(Figure dataset records):
-- start --
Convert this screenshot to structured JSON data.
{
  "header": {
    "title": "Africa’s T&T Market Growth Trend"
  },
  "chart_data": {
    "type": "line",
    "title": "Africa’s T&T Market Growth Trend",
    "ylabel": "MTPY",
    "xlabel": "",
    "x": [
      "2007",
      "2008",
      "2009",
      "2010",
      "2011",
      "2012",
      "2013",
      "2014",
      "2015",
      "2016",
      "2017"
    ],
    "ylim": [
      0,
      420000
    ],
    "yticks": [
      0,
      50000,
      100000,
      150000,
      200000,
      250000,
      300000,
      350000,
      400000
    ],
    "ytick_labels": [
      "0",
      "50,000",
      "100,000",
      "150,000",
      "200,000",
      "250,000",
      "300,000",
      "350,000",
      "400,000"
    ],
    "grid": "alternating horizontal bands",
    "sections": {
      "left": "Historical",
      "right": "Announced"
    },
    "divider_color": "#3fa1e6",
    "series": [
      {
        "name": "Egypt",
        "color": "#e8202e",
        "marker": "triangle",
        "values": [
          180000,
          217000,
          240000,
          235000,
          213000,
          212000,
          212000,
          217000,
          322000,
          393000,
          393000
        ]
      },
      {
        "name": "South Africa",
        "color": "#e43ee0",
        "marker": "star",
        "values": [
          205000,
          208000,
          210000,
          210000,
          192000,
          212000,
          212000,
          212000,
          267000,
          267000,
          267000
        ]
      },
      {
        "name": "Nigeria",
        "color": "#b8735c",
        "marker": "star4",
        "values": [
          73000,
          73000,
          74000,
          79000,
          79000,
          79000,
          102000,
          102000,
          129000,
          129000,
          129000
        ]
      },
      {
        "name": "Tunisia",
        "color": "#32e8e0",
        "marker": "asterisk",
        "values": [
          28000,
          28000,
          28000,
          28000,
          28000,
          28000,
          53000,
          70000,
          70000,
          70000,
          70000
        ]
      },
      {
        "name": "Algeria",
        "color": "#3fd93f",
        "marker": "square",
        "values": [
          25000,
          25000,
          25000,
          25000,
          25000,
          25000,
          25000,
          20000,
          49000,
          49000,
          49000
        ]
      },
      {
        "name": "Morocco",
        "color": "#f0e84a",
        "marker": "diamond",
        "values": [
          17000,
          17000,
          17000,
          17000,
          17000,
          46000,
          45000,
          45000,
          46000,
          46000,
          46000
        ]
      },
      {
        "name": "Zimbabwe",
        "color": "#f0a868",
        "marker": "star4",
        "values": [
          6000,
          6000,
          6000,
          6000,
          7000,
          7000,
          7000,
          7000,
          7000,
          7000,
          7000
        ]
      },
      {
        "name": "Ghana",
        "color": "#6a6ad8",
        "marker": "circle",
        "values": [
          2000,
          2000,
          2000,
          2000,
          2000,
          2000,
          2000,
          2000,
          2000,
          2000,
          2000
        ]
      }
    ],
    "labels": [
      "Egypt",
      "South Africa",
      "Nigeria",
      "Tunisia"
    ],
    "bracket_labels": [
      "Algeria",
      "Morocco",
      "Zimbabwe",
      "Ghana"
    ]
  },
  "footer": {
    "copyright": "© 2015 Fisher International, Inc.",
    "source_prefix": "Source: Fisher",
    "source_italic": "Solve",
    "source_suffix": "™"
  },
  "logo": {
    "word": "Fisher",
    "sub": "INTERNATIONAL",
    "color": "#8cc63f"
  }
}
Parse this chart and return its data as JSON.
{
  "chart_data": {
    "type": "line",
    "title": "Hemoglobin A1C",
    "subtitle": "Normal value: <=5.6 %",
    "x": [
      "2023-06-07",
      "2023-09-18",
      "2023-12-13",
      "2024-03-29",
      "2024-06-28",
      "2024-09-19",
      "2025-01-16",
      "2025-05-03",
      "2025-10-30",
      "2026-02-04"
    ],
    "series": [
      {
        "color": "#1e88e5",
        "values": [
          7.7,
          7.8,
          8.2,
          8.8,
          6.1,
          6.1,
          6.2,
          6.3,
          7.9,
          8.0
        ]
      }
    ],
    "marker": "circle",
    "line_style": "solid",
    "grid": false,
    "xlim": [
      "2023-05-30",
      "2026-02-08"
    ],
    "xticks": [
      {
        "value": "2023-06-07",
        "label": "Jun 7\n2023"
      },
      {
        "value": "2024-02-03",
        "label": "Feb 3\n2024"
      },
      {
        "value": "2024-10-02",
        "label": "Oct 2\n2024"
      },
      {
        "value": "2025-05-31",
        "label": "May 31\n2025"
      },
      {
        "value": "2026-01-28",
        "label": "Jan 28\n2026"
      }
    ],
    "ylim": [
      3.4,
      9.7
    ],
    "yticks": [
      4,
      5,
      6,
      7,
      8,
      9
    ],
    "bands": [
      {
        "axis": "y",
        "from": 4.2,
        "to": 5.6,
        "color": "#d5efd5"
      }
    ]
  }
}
-- end --
(TASK GOAL): Repeat the material from above exactly, word for word.

(FINAL ANSWER):
Convert this screenshot to structured JSON data.
{
  "header": {
    "title": "Africa’s T&T Market Growth Trend"
  },
  "chart_data": {
    "type": "line",
    "title": "Africa’s T&T Market Growth Trend",
    "ylabel": "MTPY",
    "xlabel": "",
    "x": [
      "2007",
      "2008",
      "2009",
      "2010",
      "2011",
      "2012",
      "2013",
      "2014",
      "2015",
      "2016",
      "2017"
    ],
    "ylim": [
      0,
      420000
    ],
    "yticks": [
      0,
      50000,
      100000,
      150000,
      200000,
      250000,
      300000,
      350000,
      400000
    ],
    "ytick_labels": [
      "0",
      "50,000",
      "100,000",
      "150,000",
      "200,000",
      "250,000",
      "300,000",
      "350,000",
      "400,000"
    ],
    "grid": "alternating horizontal bands",
    "sections": {
      "left": "Historical",
      "right": "Announced"
    },
    "divider_color": "#3fa1e6",
    "series": [
      {
        "name": "Egypt",
        "color": "#e8202e",
        "marker": "triangle",
        "values": [
          180000,
          217000,
          240000,
          235000,
          213000,
          212000,
          212000,
          217000,
          322000,
          393000,
          393000
        ]
      },
      {
        "name": "South Africa",
        "color": "#e43ee0",
        "marker": "star",
        "values": [
          205000,
          208000,
          210000,
          210000,
          192000,
          212000,
          212000,
          212000,
          267000,
          267000,
          267000
        ]
      },
      {
        "name": "Nigeria",
        "color": "#b8735c",
        "marker": "star4",
        "values": [
          73000,
          73000,
          74000,
          79000,
          79000,
          79000,
          102000,
          102000,
          129000,
          129000,
          129000
        ]
      },
      {
        "name": "Tunisia",
        "color": "#32e8e0",
        "marker": "asterisk",
        "values": [
          28000,
          28000,
          28000,
          28000,
          28000,
          28000,
          53000,
          70000,
          70000,
          70000,
          70000
        ]
      },
      {
        "name": "Algeria",
        "color": "#3fd93f",
        "marker": "square",
        "values": [
          25000,
          25000,
          25000,
          25000,
          25000,
          25000,
          25000,
          20000,
          49000,
          49000,
          49000
        ]
      },
      {
        "name": "Morocco",
        "color": "#f0e84a",
        "marker": "diamond",
        "values": [
          17000,
          17000,
          17000,
          17000,
          17000,
          46000,
          45000,
          45000,
          46000,
          46000,
          46000
        ]
      },
      {
        "name": "Zimbabwe",
        "color": "#f0a868",
        "marker": "star4",
        "values": [
          6000,
          6000,
          6000,
          6000,
          7000,
          7000,
          7000,
          7000,
          7000,
          7000,
          7000
        ]
      },
      {
        "name": "Ghana",
        "color": "#6a6ad8",
        "marker": "circle",
        "values": [
          2000,
          2000,
          2000,
          2000,
          2000,
          2000,
          2000,
          2000,
          2000,
          2000,
          2000
        ]
      }
    ],
    "labels": [
      "Egypt",
      "South Africa",
      "Nigeria",
      "Tunisia"
    ],
    "bracket_labels": [
      "Algeria",
      "Morocco",
      "Zimbabwe",
      "Ghana"
    ]
  },
  "footer": {
    "copyright": "© 2015 Fisher International, Inc.",
    "source_prefix": "Source: Fisher",
    "source_italic": "Solve",
    "source_suffix": "™"
  },
  "logo": {
    "word": "Fisher",
    "sub": "INTERNATIONAL",
    "color": "#8cc63f"
  }
}
Parse this chart and return its data as JSON.
{
  "chart_data": {
    "type": "line",
    "title": "Hemoglobin A1C",
    "subtitle": "Normal value: <=5.6 %",
    "x": [
      "2023-06-07",
      "2023-09-18",
      "2023-12-13",
      "2024-03-29",
      "2024-06-28",
      "2024-09-19",
      "2025-01-16",
      "2025-05-03",
      "2025-10-30",
      "2026-02-04"
    ],
    "series": [
      {
        "color": "#1e88e5",
        "values": [
          7.7,
          7.8,
          8.2,
          8.8,
          6.1,
          6.1,
          6.2,
          6.3,
          7.9,
          8.0
        ]
      }
    ],
    "marker": "circle",
    "line_style": "solid",
    "grid": false,
    "xlim": [
      "2023-05-30",
      "2026-02-08"
    ],
    "xticks": [
      {
        "value": "2023-06-07",
        "label": "Jun 7\n2023"
      },
      {
        "value": "2024-02-03",
        "label": "Feb 3\n2024"
      },
      {
        "value": "2024-10-02",
        "label": "Oct 2\n2024"
      },
      {
        "value": "2025-05-31",
        "label": "May 31\n2025"
      },
      {
        "value": "2026-01-28",
        "label": "Jan 28\n2026"
      }
    ],
    "ylim": [
      3.4,
      9.7
    ],
    "yticks": [
      4,
      5,
      6,
      7,
      8,
      9
    ],
    "bands": [
      {
        "axis": "y",
        "from": 4.2,
        "to": 5.6,
        "color": "#d5efd5"
      }
    ]
  }
}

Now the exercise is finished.